**Instructions for the task:** The answer is a number and nothing else: the count of lines in these entries containing the word "Macrophages".

**Data for the task:**
·····

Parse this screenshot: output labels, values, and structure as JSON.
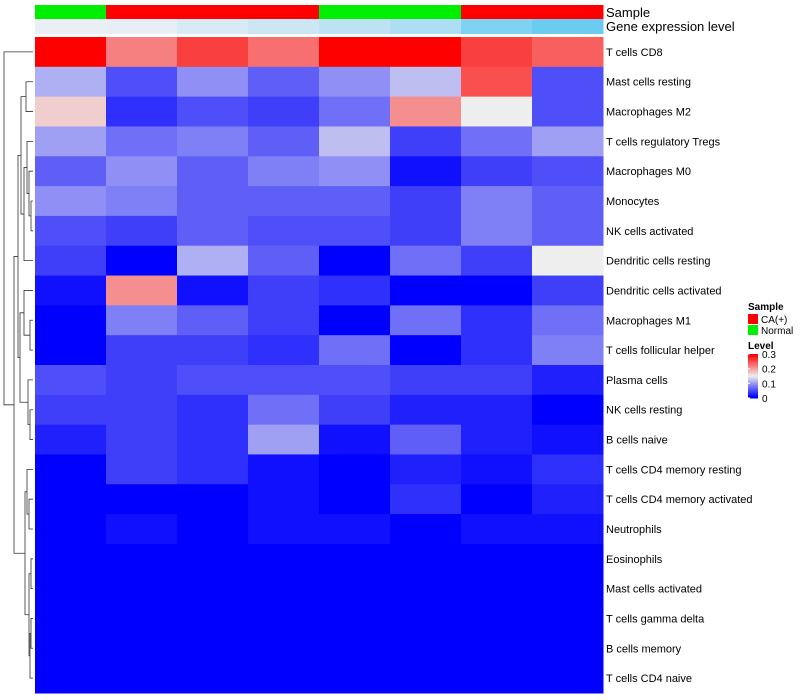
{
  "chart_data": {
    "type": "heatmap",
    "title": "",
    "annotations": {
      "sample_title": "Sample",
      "expression_title": "Gene expression level",
      "sample_groups": [
        "Normal",
        "CA(+)",
        "CA(+)",
        "CA(+)",
        "Normal",
        "Normal",
        "CA(+)",
        "CA(+)"
      ],
      "expression_values": [
        0.02,
        0.03,
        0.08,
        0.12,
        0.17,
        0.22,
        0.38,
        0.45
      ]
    },
    "rows": [
      "T cells CD8",
      "Mast cells resting",
      "Macrophages M2",
      "T cells regulatory  Tregs",
      "Macrophages M0",
      "Monocytes",
      "NK cells activated",
      "Dendritic cells resting",
      "Dendritic cells activated",
      "Macrophages M1",
      "T cells follicular helper",
      "Plasma cells",
      "NK cells resting",
      "B cells naive",
      "T cells CD4 memory resting",
      "T cells CD4 memory activated",
      "Neutrophils",
      "Eosinophils",
      "Mast cells activated",
      "T cells gamma delta",
      "B cells memory",
      "T cells CD4 naive"
    ],
    "values": [
      [
        0.3,
        0.22,
        0.26,
        0.23,
        0.3,
        0.3,
        0.26,
        0.24
      ],
      [
        0.11,
        0.05,
        0.09,
        0.06,
        0.09,
        0.12,
        0.25,
        0.05
      ],
      [
        0.17,
        0.03,
        0.05,
        0.04,
        0.07,
        0.21,
        0.15,
        0.05
      ],
      [
        0.1,
        0.07,
        0.08,
        0.06,
        0.12,
        0.04,
        0.07,
        0.1
      ],
      [
        0.06,
        0.09,
        0.06,
        0.08,
        0.09,
        0.01,
        0.04,
        0.05
      ],
      [
        0.09,
        0.08,
        0.06,
        0.06,
        0.06,
        0.04,
        0.08,
        0.06
      ],
      [
        0.05,
        0.04,
        0.06,
        0.05,
        0.05,
        0.04,
        0.08,
        0.06
      ],
      [
        0.04,
        0.0,
        0.11,
        0.06,
        0.0,
        0.07,
        0.04,
        0.15
      ],
      [
        0.01,
        0.21,
        0.01,
        0.04,
        0.03,
        0.0,
        0.0,
        0.04
      ],
      [
        0.0,
        0.08,
        0.06,
        0.04,
        0.0,
        0.07,
        0.03,
        0.07
      ],
      [
        0.0,
        0.04,
        0.04,
        0.03,
        0.07,
        0.0,
        0.03,
        0.08
      ],
      [
        0.05,
        0.04,
        0.05,
        0.05,
        0.05,
        0.04,
        0.04,
        0.02
      ],
      [
        0.04,
        0.04,
        0.03,
        0.07,
        0.04,
        0.02,
        0.02,
        0.0
      ],
      [
        0.02,
        0.04,
        0.03,
        0.1,
        0.01,
        0.06,
        0.02,
        0.01
      ],
      [
        0.0,
        0.04,
        0.03,
        0.01,
        0.0,
        0.02,
        0.01,
        0.03
      ],
      [
        0.0,
        0.0,
        0.0,
        0.01,
        0.0,
        0.03,
        0.0,
        0.02
      ],
      [
        0.0,
        0.01,
        0.0,
        0.01,
        0.01,
        0.0,
        0.01,
        0.01
      ],
      [
        0.0,
        0.0,
        0.0,
        0.0,
        0.0,
        0.0,
        0.0,
        0.0
      ],
      [
        0.0,
        0.0,
        0.0,
        0.0,
        0.0,
        0.0,
        0.0,
        0.0
      ],
      [
        0.0,
        0.0,
        0.0,
        0.0,
        0.0,
        0.0,
        0.0,
        0.0
      ],
      [
        0.0,
        0.0,
        0.0,
        0.0,
        0.0,
        0.0,
        0.0,
        0.0
      ],
      [
        0.0,
        0.0,
        0.0,
        0.0,
        0.0,
        0.0,
        0.0,
        0.0
      ]
    ],
    "color_scale": {
      "min": 0,
      "mid": 0.15,
      "max": 0.3,
      "low_color": "#0000ff",
      "mid_color": "#eeeeee",
      "high_color": "#ff0000"
    },
    "expression_scale": {
      "min": 0,
      "max": 0.5,
      "low_color": "#f0f0f5",
      "high_color": "#5bc8f0"
    },
    "legend": {
      "sample_title": "Sample",
      "sample_entries": [
        {
          "label": "CA(+)",
          "color": "#ff0000"
        },
        {
          "label": "Normal",
          "color": "#00ee00"
        }
      ],
      "level_title": "Level",
      "level_ticks": [
        "0.3",
        "0.2",
        "0.1",
        "0"
      ],
      "level_tick_values": [
        0.3,
        0.2,
        0.1,
        0
      ],
      "placement": "right"
    },
    "sample_colors": {
      "CA(+)": "#ff0000",
      "Normal": "#00ee00"
    }
  }
}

·····

**The answer:** 3